## begin Stored rows

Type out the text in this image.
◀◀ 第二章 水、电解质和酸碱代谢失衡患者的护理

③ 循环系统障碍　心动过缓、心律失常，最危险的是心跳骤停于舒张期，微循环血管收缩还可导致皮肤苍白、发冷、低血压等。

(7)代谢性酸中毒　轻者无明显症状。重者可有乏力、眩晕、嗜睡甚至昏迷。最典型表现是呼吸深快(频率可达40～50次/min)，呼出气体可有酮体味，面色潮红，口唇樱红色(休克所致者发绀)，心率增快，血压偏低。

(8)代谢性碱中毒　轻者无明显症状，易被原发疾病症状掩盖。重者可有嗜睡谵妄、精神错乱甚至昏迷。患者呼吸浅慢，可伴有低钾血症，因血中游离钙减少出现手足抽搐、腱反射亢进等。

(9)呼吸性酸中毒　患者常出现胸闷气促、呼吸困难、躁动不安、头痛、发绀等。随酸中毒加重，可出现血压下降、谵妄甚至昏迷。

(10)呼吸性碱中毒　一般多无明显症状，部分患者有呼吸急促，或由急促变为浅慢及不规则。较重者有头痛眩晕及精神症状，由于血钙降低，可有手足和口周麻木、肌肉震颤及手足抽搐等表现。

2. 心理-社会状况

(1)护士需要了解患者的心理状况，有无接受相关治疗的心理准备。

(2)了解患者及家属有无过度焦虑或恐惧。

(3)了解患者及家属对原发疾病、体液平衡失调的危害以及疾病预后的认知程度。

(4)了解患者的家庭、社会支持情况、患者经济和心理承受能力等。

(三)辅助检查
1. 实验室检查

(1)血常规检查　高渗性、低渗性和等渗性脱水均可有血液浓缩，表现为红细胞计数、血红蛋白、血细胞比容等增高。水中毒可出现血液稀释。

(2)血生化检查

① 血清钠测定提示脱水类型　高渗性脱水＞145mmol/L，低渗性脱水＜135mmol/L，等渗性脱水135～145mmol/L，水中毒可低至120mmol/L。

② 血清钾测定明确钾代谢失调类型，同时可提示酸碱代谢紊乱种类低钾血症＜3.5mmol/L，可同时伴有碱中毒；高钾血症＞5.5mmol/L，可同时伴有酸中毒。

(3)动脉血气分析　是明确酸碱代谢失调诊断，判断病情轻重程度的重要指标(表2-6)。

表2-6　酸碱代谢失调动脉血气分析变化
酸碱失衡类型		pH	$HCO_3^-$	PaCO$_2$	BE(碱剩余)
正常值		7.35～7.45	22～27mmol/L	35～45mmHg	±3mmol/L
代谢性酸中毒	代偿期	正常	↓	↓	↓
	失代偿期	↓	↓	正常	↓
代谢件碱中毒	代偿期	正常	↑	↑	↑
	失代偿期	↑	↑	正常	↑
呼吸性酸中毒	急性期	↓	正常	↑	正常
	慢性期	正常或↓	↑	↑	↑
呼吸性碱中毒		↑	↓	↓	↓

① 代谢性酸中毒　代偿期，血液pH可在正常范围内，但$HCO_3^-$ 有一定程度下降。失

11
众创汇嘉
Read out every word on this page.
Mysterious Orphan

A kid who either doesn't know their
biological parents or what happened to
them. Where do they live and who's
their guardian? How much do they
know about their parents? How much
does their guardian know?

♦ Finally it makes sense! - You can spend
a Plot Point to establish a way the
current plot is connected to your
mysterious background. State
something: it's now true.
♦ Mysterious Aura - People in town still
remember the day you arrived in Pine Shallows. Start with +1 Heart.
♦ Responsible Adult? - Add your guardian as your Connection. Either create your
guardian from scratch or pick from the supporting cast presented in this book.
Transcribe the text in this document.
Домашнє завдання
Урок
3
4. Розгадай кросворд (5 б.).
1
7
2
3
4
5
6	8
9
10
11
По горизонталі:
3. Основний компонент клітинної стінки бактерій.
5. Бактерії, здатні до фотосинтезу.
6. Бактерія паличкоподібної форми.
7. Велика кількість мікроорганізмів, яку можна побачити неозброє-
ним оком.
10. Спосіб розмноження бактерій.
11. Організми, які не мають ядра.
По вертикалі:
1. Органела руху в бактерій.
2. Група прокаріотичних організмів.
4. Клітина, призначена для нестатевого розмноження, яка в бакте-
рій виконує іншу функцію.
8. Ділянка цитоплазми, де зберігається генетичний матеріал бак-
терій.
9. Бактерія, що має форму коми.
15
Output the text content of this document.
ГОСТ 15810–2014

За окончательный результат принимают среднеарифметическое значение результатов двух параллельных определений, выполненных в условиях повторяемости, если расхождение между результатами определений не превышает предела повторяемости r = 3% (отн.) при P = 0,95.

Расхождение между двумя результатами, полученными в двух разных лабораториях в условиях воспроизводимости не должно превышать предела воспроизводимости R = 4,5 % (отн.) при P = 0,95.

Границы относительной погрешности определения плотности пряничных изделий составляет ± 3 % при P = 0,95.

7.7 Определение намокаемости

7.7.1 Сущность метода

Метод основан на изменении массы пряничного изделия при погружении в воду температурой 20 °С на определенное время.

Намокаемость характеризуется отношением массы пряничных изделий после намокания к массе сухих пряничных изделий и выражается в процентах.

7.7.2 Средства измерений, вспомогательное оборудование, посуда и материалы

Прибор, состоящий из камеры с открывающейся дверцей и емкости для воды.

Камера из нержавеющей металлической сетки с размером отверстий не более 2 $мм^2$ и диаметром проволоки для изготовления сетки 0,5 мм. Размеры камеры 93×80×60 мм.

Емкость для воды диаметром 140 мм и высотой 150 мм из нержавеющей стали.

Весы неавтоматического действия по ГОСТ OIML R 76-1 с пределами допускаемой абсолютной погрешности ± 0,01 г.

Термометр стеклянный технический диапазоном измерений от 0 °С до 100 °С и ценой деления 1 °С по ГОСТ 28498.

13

## end Stored rows

* Exercise instructions
Write out every entry again, keeping each line exactly the same.

* Answer for the task
Type out the text in this image.
◀◀ 第二章 水、电解质和酸碱代谢失衡患者的护理

③ 循环系统障碍　心动过缓、心律失常，最危险的是心跳骤停于舒张期，微循环血管收缩还可导致皮肤苍白、发冷、低血压等。

(7)代谢性酸中毒　轻者无明显症状。重者可有乏力、眩晕、嗜睡甚至昏迷。最典型表现是呼吸深快(频率可达40～50次/min)，呼出气体可有酮体味，面色潮红，口唇樱红色(休克所致者发绀)，心率增快，血压偏低。

(8)代谢性碱中毒　轻者无明显症状，易被原发疾病症状掩盖。重者可有嗜睡谵妄、精神错乱甚至昏迷。患者呼吸浅慢，可伴有低钾血症，因血中游离钙减少出现手足抽搐、腱反射亢进等。

(9)呼吸性酸中毒　患者常出现胸闷气促、呼吸困难、躁动不安、头痛、发绀等。随酸中毒加重，可出现血压下降、谵妄甚至昏迷。

(10)呼吸性碱中毒　一般多无明显症状，部分患者有呼吸急促，或由急促变为浅慢及不规则。较重者有头痛眩晕及精神症状，由于血钙降低，可有手足和口周麻木、肌肉震颤及手足抽搐等表现。

2. 心理-社会状况

(1)护士需要了解患者的心理状况，有无接受相关治疗的心理准备。

(2)了解患者及家属有无过度焦虑或恐惧。

(3)了解患者及家属对原发疾病、体液平衡失调的危害以及疾病预后的认知程度。

(4)了解患者的家庭、社会支持情况、患者经济和心理承受能力等。

(三)辅助检查
1. 实验室检查

(1)血常规检查　高渗性、低渗性和等渗性脱水均可有血液浓缩，表现为红细胞计数、血红蛋白、血细胞比容等增高。水中毒可出现血液稀释。

(2)血生化检查

① 血清钠测定提示脱水类型　高渗性脱水＞145mmol/L，低渗性脱水＜135mmol/L，等渗性脱水135～145mmol/L，水中毒可低至120mmol/L。

② 血清钾测定明确钾代谢失调类型，同时可提示酸碱代谢紊乱种类低钾血症＜3.5mmol/L，可同时伴有碱中毒；高钾血症＞5.5mmol/L，可同时伴有酸中毒。

(3)动脉血气分析　是明确酸碱代谢失调诊断，判断病情轻重程度的重要指标(表2-6)。

表2-6　酸碱代谢失调动脉血气分析变化
酸碱失衡类型		pH	$HCO_3^-$	PaCO$_2$	BE(碱剩余)
正常值		7.35～7.45	22～27mmol/L	35～45mmHg	±3mmol/L
代谢性酸中毒	代偿期	正常	↓	↓	↓
	失代偿期	↓	↓	正常	↓
代谢件碱中毒	代偿期	正常	↑	↑	↑
	失代偿期	↑	↑	正常	↑
呼吸性酸中毒	急性期	↓	正常	↑	正常
	慢性期	正常或↓	↑	↑	↑
呼吸性碱中毒		↑	↓	↓	↓

① 代谢性酸中毒　代偿期，血液pH可在正常范围内，但$HCO_3^-$ 有一定程度下降。失

11
众创汇嘉
Read out every word on this page.
Mysterious Orphan

A kid who either doesn't know their
biological parents or what happened to
them. Where do they live and who's
their guardian? How much do they
know about their parents? How much
does their guardian know?

♦ Finally it makes sense! - You can spend
a Plot Point to establish a way the
current plot is connected to your
mysterious background. State
something: it's now true.
♦ Mysterious Aura - People in town still
remember the day you arrived in Pine Shallows. Start with +1 Heart.
♦ Responsible Adult? - Add your guardian as your Connection. Either create your
guardian from scratch or pick from the supporting cast presented in this book.
Transcribe the text in this document.
Домашнє завдання
Урок
3
4. Розгадай кросворд (5 б.).
1
7
2
3
4
5
6	8
9
10
11
По горизонталі:
3. Основний компонент клітинної стінки бактерій.
5. Бактерії, здатні до фотосинтезу.
6. Бактерія паличкоподібної форми.
7. Велика кількість мікроорганізмів, яку можна побачити неозброє-
ним оком.
10. Спосіб розмноження бактерій.
11. Організми, які не мають ядра.
По вертикалі:
1. Органела руху в бактерій.
2. Група прокаріотичних організмів.
4. Клітина, призначена для нестатевого розмноження, яка в бакте-
рій виконує іншу функцію.
8. Ділянка цитоплазми, де зберігається генетичний матеріал бак-
терій.
9. Бактерія, що має форму коми.
15
Output the text content of this document.
ГОСТ 15810–2014

За окончательный результат принимают среднеарифметическое значение результатов двух параллельных определений, выполненных в условиях повторяемости, если расхождение между результатами определений не превышает предела повторяемости r = 3% (отн.) при P = 0,95.

Расхождение между двумя результатами, полученными в двух разных лабораториях в условиях воспроизводимости не должно превышать предела воспроизводимости R = 4,5 % (отн.) при P = 0,95.

Границы относительной погрешности определения плотности пряничных изделий составляет ± 3 % при P = 0,95.

7.7 Определение намокаемости

7.7.1 Сущность метода

Метод основан на изменении массы пряничного изделия при погружении в воду температурой 20 °С на определенное время.

Намокаемость характеризуется отношением массы пряничных изделий после намокания к массе сухих пряничных изделий и выражается в процентах.

7.7.2 Средства измерений, вспомогательное оборудование, посуда и материалы

Прибор, состоящий из камеры с открывающейся дверцей и емкости для воды.

Камера из нержавеющей металлической сетки с размером отверстий не более 2 $мм^2$ и диаметром проволоки для изготовления сетки 0,5 мм. Размеры камеры 93×80×60 мм.

Емкость для воды диаметром 140 мм и высотой 150 мм из нержавеющей стали.

Весы неавтоматического действия по ГОСТ OIML R 76-1 с пределами допускаемой абсолютной погрешности ± 0,01 г.

Термометр стеклянный технический диапазоном измерений от 0 °С до 100 °С и ценой деления 1 °С по ГОСТ 28498.

13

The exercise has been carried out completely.